Exclude any images and output the remaining records exactly.

* Begin Dataset entries *

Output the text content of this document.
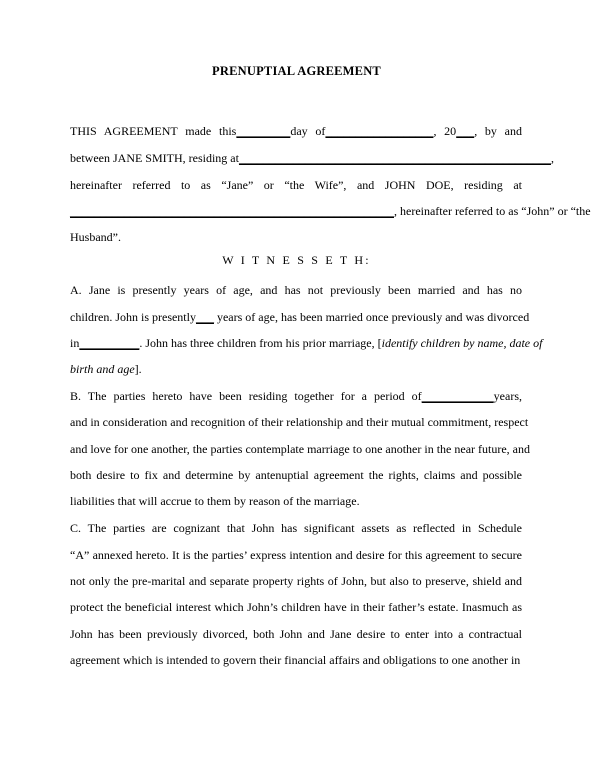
PRENUPTIAL AGREEMENT
W I T N E S S E T H:
THIS AGREEMENT made this_________day of__________________, 20___, by and
between JANE SMITH, residing at____________________________________________________,
hereinafter referred to as “Jane” or “the Wife”, and JOHN DOE, residing at
______________________________________________________, hereinafter referred to as “John” or “the
Husband”.
A. Jane is presently years of age, and has not previously been married and has no
children. John is presently___ years of age, has been married once previously and was divorced
in__________. John has three children from his prior marriage, [identify children by name, date of
birth and age].
B. The parties hereto have been residing together for a period of____________years,
and in consideration and recognition of their relationship and their mutual commitment, respect
and love for one another, the parties contemplate marriage to one another in the near future, and
both desire to fix and determine by antenuptial agreement the rights, claims and possible
liabilities that will accrue to them by reason of the marriage.
C. The parties are cognizant that John has significant assets as reflected in Schedule
“A” annexed hereto. It is the parties’ express intention and desire for this agreement to secure
not only the pre-marital and separate property rights of John, but also to preserve, shield and
protect the beneficial interest which John’s children have in their father’s estate. Inasmuch as
John has been previously divorced, both John and Jane desire to enter into a contractual
agreement which is intended to govern their financial affairs and obligations to one another in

* End Dataset entries *

Right answer
Output the text content of this document.
PRENUPTIAL AGREEMENT
W I T N E S S E T H:
THIS AGREEMENT made this_________day of__________________, 20___, by and
between JANE SMITH, residing at____________________________________________________,
hereinafter referred to as “Jane” or “the Wife”, and JOHN DOE, residing at
______________________________________________________, hereinafter referred to as “John” or “the
Husband”.
A. Jane is presently years of age, and has not previously been married and has no
children. John is presently___ years of age, has been married once previously and was divorced
in__________. John has three children from his prior marriage, [identify children by name, date of
birth and age].
B. The parties hereto have been residing together for a period of____________years,
and in consideration and recognition of their relationship and their mutual commitment, respect
and love for one another, the parties contemplate marriage to one another in the near future, and
both desire to fix and determine by antenuptial agreement the rights, claims and possible
liabilities that will accrue to them by reason of the marriage.
C. The parties are cognizant that John has significant assets as reflected in Schedule
“A” annexed hereto. It is the parties’ express intention and desire for this agreement to secure
not only the pre-marital and separate property rights of John, but also to preserve, shield and
protect the beneficial interest which John’s children have in their father’s estate. Inasmuch as
John has been previously divorced, both John and Jane desire to enter into a contractual
agreement which is intended to govern their financial affairs and obligations to one another in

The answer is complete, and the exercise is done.